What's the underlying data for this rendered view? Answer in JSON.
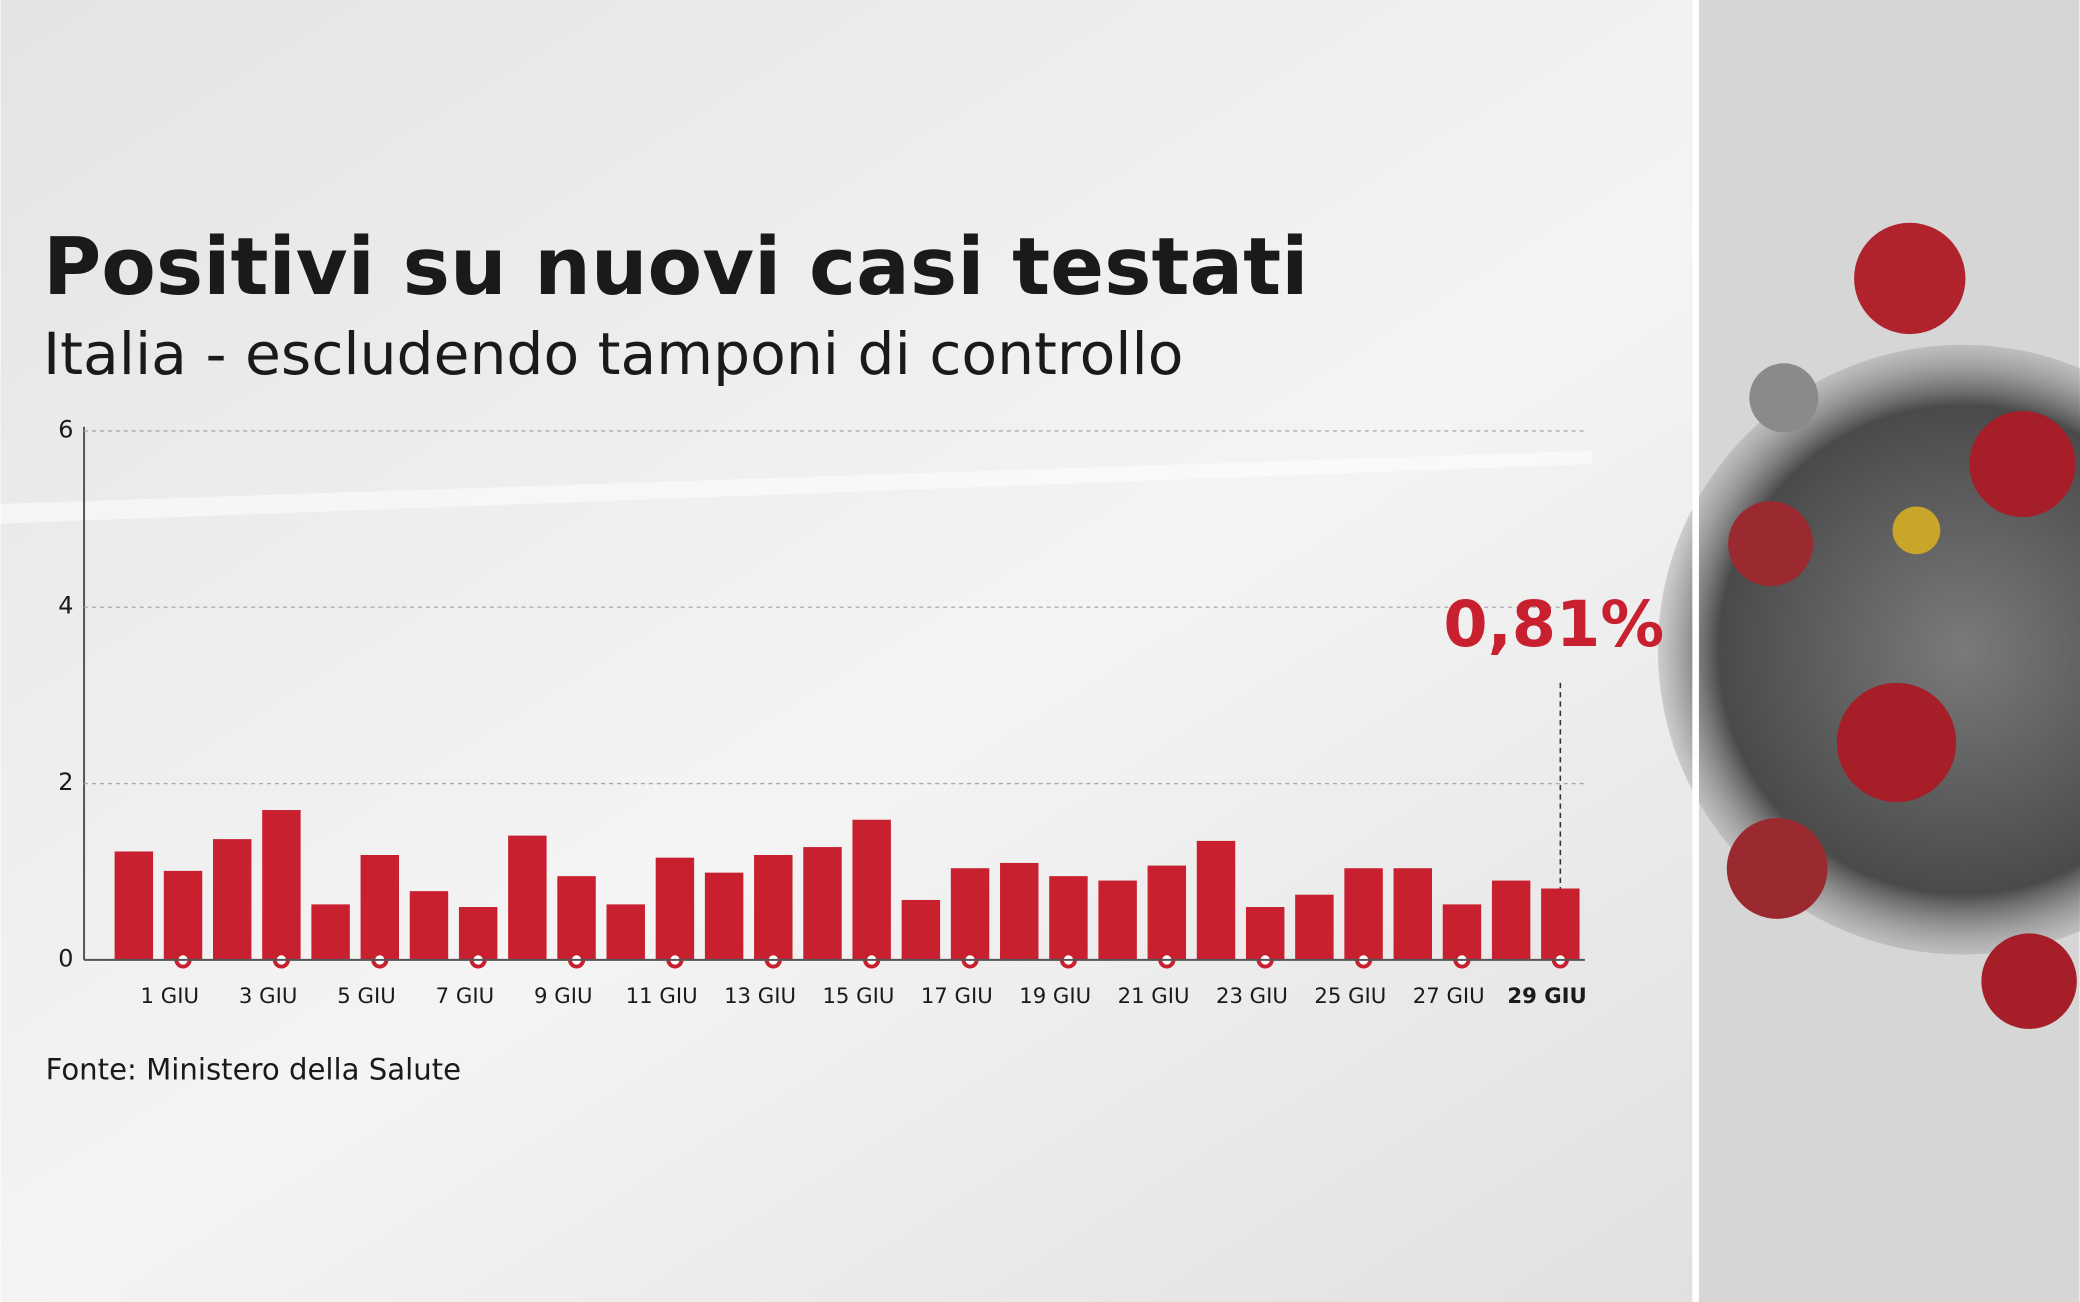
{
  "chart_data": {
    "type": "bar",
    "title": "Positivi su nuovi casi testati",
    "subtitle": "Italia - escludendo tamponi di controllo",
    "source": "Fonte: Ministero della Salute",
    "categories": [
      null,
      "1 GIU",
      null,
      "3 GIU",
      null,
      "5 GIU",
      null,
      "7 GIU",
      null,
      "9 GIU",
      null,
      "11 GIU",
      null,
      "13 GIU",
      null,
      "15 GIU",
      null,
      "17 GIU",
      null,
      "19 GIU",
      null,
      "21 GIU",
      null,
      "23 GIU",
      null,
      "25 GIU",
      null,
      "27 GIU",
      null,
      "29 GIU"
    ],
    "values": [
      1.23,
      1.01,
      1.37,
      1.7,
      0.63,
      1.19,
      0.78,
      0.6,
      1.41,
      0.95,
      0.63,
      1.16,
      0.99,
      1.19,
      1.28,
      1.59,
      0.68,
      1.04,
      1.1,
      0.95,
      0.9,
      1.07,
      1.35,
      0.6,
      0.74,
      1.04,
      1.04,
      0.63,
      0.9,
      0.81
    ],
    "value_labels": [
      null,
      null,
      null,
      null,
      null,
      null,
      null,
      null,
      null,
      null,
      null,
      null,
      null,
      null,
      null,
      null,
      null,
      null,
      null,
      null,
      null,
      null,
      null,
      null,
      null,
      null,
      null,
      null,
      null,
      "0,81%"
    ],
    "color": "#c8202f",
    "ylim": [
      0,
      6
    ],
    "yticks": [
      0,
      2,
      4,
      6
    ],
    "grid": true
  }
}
...
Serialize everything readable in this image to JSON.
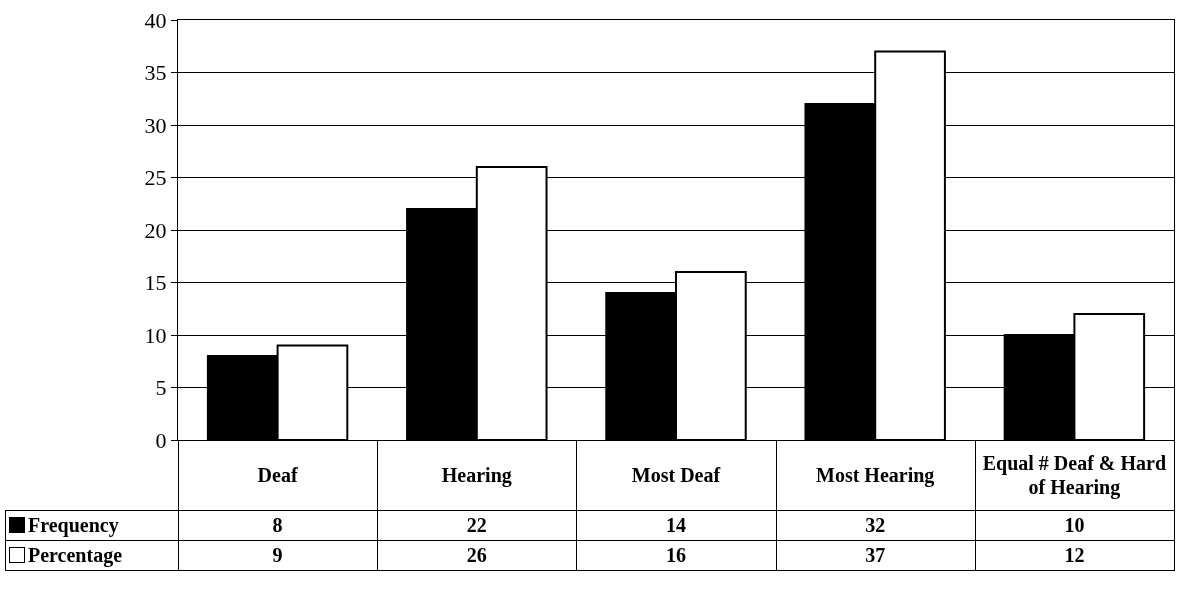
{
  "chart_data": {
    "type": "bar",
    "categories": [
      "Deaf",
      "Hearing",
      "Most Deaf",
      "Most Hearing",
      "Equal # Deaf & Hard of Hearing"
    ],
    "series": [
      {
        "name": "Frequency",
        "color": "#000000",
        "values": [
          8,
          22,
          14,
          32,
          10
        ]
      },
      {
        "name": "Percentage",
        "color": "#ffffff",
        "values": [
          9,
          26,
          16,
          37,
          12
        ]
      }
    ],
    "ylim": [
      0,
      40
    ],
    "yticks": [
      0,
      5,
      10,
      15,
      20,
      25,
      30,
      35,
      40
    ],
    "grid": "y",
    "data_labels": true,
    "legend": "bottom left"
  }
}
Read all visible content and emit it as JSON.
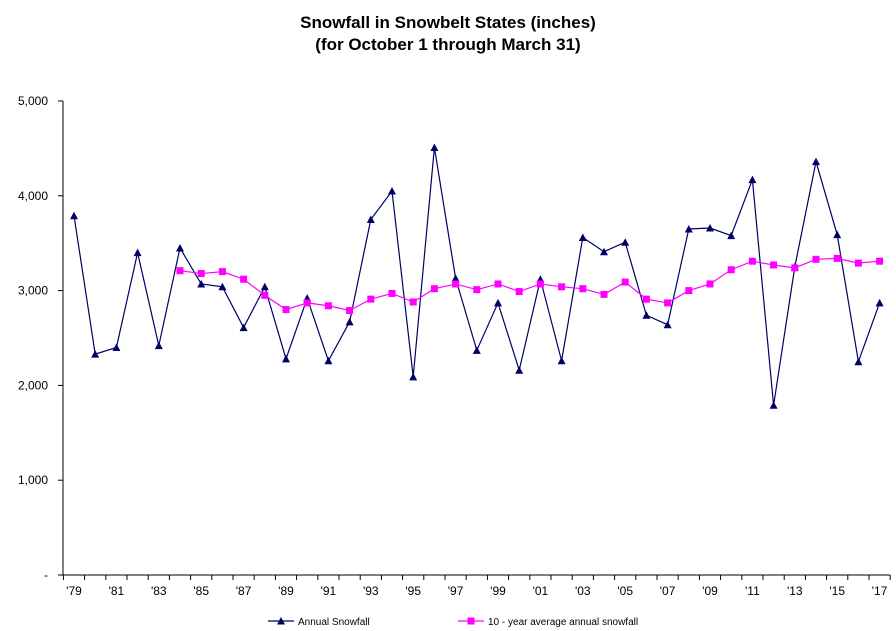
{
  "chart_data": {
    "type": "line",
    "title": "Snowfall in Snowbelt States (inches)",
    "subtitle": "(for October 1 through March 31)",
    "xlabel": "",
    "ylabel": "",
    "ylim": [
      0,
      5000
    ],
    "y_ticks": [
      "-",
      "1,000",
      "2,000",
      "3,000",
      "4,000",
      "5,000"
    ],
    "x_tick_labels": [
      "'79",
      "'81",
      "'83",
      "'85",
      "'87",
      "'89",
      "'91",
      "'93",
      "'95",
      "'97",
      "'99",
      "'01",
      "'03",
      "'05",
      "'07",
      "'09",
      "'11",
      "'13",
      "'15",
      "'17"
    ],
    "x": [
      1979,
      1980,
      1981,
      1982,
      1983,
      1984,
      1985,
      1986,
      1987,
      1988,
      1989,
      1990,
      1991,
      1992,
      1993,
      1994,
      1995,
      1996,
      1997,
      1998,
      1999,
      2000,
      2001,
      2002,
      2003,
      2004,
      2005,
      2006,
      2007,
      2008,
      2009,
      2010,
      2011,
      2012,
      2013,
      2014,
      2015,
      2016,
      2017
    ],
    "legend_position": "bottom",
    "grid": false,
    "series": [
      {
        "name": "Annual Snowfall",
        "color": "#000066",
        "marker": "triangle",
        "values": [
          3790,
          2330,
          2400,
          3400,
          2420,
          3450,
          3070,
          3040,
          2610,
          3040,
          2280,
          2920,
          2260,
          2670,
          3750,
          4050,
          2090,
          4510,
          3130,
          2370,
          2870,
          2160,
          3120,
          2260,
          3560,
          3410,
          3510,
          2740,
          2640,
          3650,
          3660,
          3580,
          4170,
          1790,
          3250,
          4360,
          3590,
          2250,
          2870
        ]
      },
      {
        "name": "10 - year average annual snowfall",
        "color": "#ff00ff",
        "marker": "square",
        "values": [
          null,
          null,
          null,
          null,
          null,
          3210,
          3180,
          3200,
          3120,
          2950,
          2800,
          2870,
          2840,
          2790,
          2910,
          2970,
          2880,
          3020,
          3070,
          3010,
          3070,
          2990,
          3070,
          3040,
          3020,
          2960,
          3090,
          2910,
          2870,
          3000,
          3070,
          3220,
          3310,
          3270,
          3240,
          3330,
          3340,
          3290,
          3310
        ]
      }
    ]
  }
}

● **AIM OF THE TASK**
Report each line in the preceding entries that holds the string "bottom".

● **REPLY**
    "legend": "bottom left"
    "legend_position": "bottom",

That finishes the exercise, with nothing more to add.